━━━━━ Supplied data
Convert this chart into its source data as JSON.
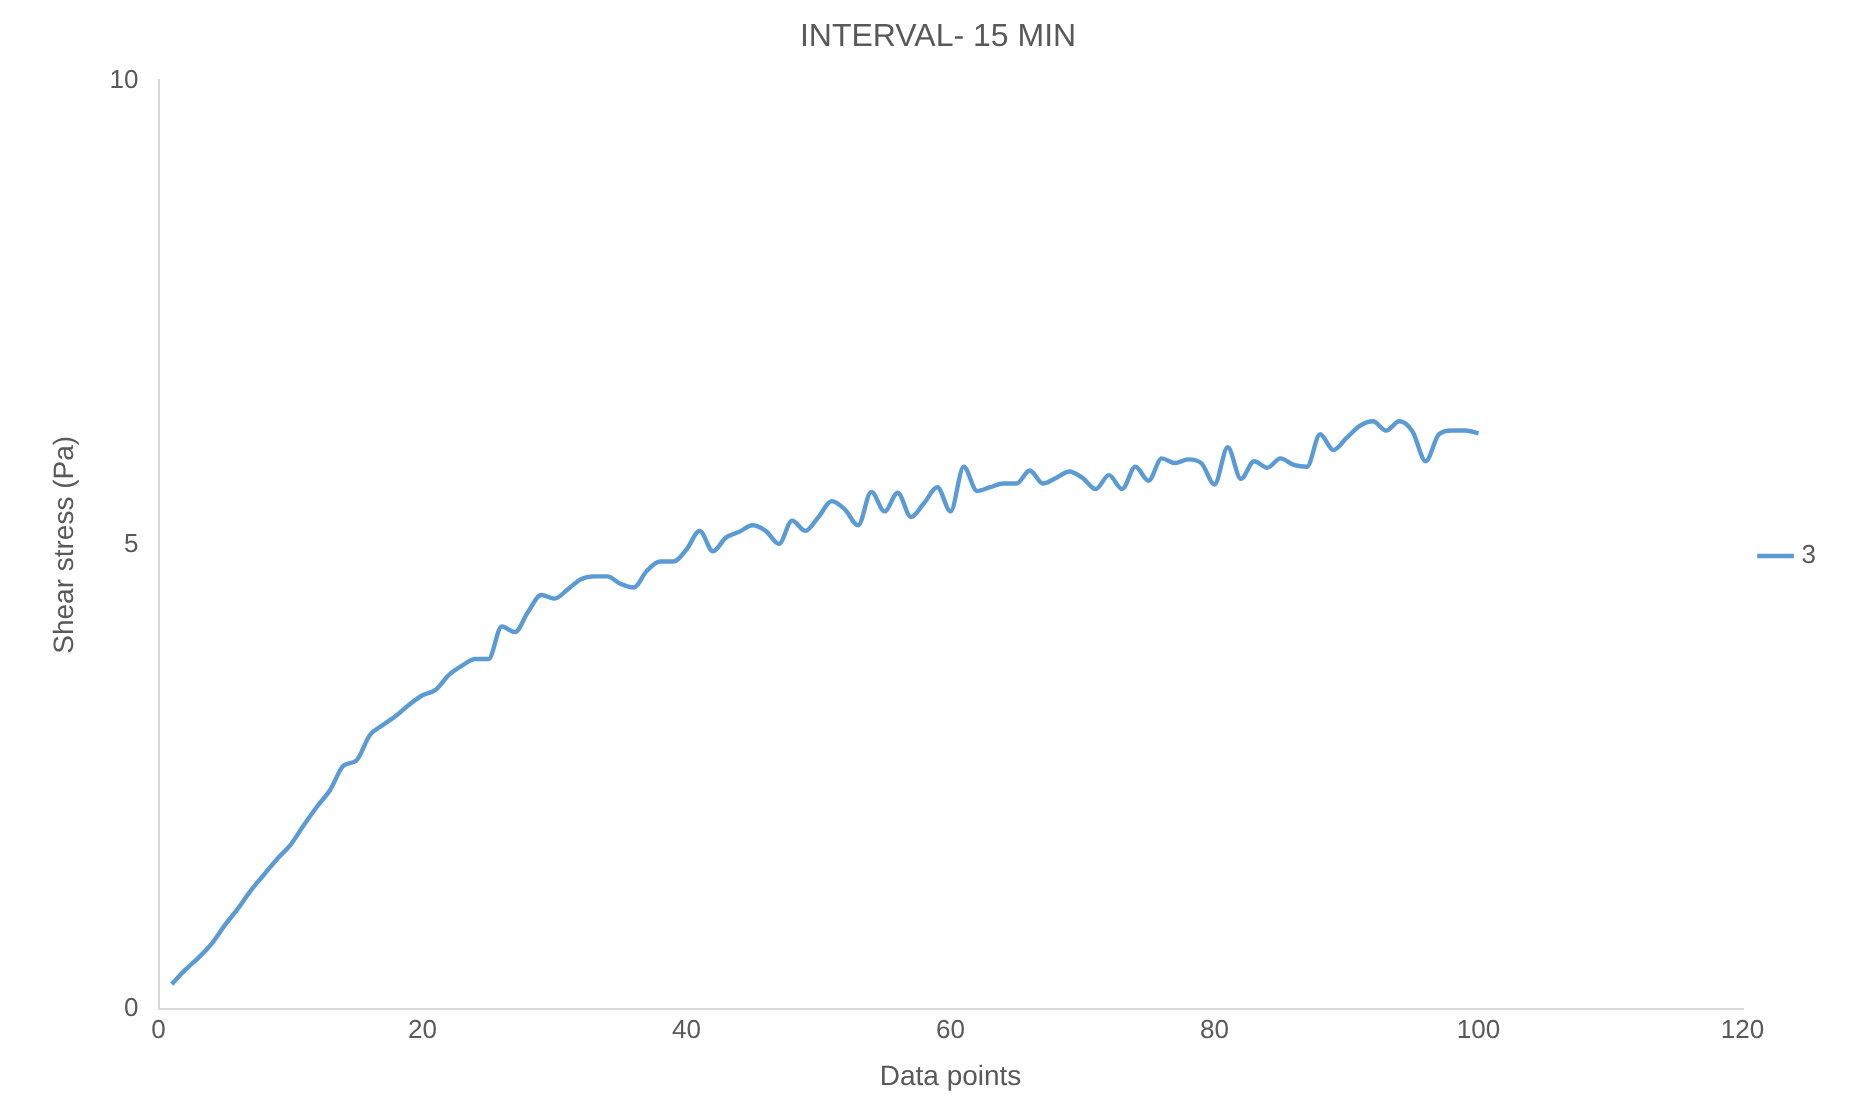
{
  "chart_data": {
    "type": "line",
    "title": "INTERVAL- 15 MIN",
    "xlabel": "Data points",
    "ylabel": "Shear stress (Pa)",
    "x": [
      1,
      2,
      3,
      4,
      5,
      6,
      7,
      8,
      9,
      10,
      11,
      12,
      13,
      14,
      15,
      16,
      17,
      18,
      19,
      20,
      21,
      22,
      23,
      24,
      25,
      26,
      27,
      28,
      29,
      30,
      31,
      32,
      33,
      34,
      35,
      36,
      37,
      38,
      39,
      40,
      41,
      42,
      43,
      44,
      45,
      46,
      47,
      48,
      49,
      50,
      51,
      52,
      53,
      54,
      55,
      56,
      57,
      58,
      59,
      60,
      61,
      62,
      63,
      64,
      65,
      66,
      67,
      68,
      69,
      70,
      71,
      72,
      73,
      74,
      75,
      76,
      77,
      78,
      79,
      80,
      81,
      82,
      83,
      84,
      85,
      86,
      87,
      88,
      89,
      90,
      91,
      92,
      93,
      94,
      95,
      96,
      97,
      98,
      99,
      100
    ],
    "series": [
      {
        "name": "3",
        "color": "#5b9bd5",
        "values": [
          0.27,
          0.42,
          0.55,
          0.7,
          0.9,
          1.08,
          1.28,
          1.45,
          1.62,
          1.77,
          1.98,
          2.18,
          2.36,
          2.62,
          2.68,
          2.95,
          3.06,
          3.16,
          3.28,
          3.38,
          3.44,
          3.6,
          3.7,
          3.77,
          3.77,
          4.12,
          4.06,
          4.28,
          4.46,
          4.42,
          4.52,
          4.63,
          4.66,
          4.66,
          4.58,
          4.54,
          4.72,
          4.82,
          4.82,
          4.95,
          5.15,
          4.93,
          5.08,
          5.14,
          5.21,
          5.15,
          5.01,
          5.26,
          5.15,
          5.3,
          5.47,
          5.38,
          5.21,
          5.57,
          5.36,
          5.56,
          5.3,
          5.45,
          5.62,
          5.36,
          5.84,
          5.58,
          5.62,
          5.66,
          5.66,
          5.8,
          5.66,
          5.72,
          5.79,
          5.72,
          5.6,
          5.75,
          5.6,
          5.84,
          5.69,
          5.93,
          5.88,
          5.92,
          5.88,
          5.65,
          6.05,
          5.71,
          5.9,
          5.83,
          5.93,
          5.86,
          5.84,
          6.19,
          6.02,
          6.15,
          6.28,
          6.33,
          6.23,
          6.33,
          6.22,
          5.9,
          6.19,
          6.23,
          6.23,
          6.2
        ]
      }
    ],
    "xlim": [
      0,
      120
    ],
    "xticks": [
      0,
      20,
      40,
      60,
      80,
      100,
      120
    ],
    "ylim": [
      0,
      10
    ],
    "yticks": [
      0,
      5,
      10
    ],
    "grid": false,
    "legend": "right",
    "marker": "none",
    "line_style": "solid"
  }
}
━━━━━━━━━━
◆ Problem requirements: Reproduce every record above exactly, omitting the pictures.

◆ Answer:
Convert this chart into its source data as JSON.
{
  "chart_data": {
    "type": "line",
    "title": "INTERVAL- 15 MIN",
    "xlabel": "Data points",
    "ylabel": "Shear stress (Pa)",
    "x": [
      1,
      2,
      3,
      4,
      5,
      6,
      7,
      8,
      9,
      10,
      11,
      12,
      13,
      14,
      15,
      16,
      17,
      18,
      19,
      20,
      21,
      22,
      23,
      24,
      25,
      26,
      27,
      28,
      29,
      30,
      31,
      32,
      33,
      34,
      35,
      36,
      37,
      38,
      39,
      40,
      41,
      42,
      43,
      44,
      45,
      46,
      47,
      48,
      49,
      50,
      51,
      52,
      53,
      54,
      55,
      56,
      57,
      58,
      59,
      60,
      61,
      62,
      63,
      64,
      65,
      66,
      67,
      68,
      69,
      70,
      71,
      72,
      73,
      74,
      75,
      76,
      77,
      78,
      79,
      80,
      81,
      82,
      83,
      84,
      85,
      86,
      87,
      88,
      89,
      90,
      91,
      92,
      93,
      94,
      95,
      96,
      97,
      98,
      99,
      100
    ],
    "series": [
      {
        "name": "3",
        "color": "#5b9bd5",
        "values": [
          0.27,
          0.42,
          0.55,
          0.7,
          0.9,
          1.08,
          1.28,
          1.45,
          1.62,
          1.77,
          1.98,
          2.18,
          2.36,
          2.62,
          2.68,
          2.95,
          3.06,
          3.16,
          3.28,
          3.38,
          3.44,
          3.6,
          3.7,
          3.77,
          3.77,
          4.12,
          4.06,
          4.28,
          4.46,
          4.42,
          4.52,
          4.63,
          4.66,
          4.66,
          4.58,
          4.54,
          4.72,
          4.82,
          4.82,
          4.95,
          5.15,
          4.93,
          5.08,
          5.14,
          5.21,
          5.15,
          5.01,
          5.26,
          5.15,
          5.3,
          5.47,
          5.38,
          5.21,
          5.57,
          5.36,
          5.56,
          5.3,
          5.45,
          5.62,
          5.36,
          5.84,
          5.58,
          5.62,
          5.66,
          5.66,
          5.8,
          5.66,
          5.72,
          5.79,
          5.72,
          5.6,
          5.75,
          5.6,
          5.84,
          5.69,
          5.93,
          5.88,
          5.92,
          5.88,
          5.65,
          6.05,
          5.71,
          5.9,
          5.83,
          5.93,
          5.86,
          5.84,
          6.19,
          6.02,
          6.15,
          6.28,
          6.33,
          6.23,
          6.33,
          6.22,
          5.9,
          6.19,
          6.23,
          6.23,
          6.2
        ]
      }
    ],
    "xlim": [
      0,
      120
    ],
    "xticks": [
      0,
      20,
      40,
      60,
      80,
      100,
      120
    ],
    "ylim": [
      0,
      10
    ],
    "yticks": [
      0,
      5,
      10
    ],
    "grid": false,
    "legend": "right",
    "marker": "none",
    "line_style": "solid"
  }
}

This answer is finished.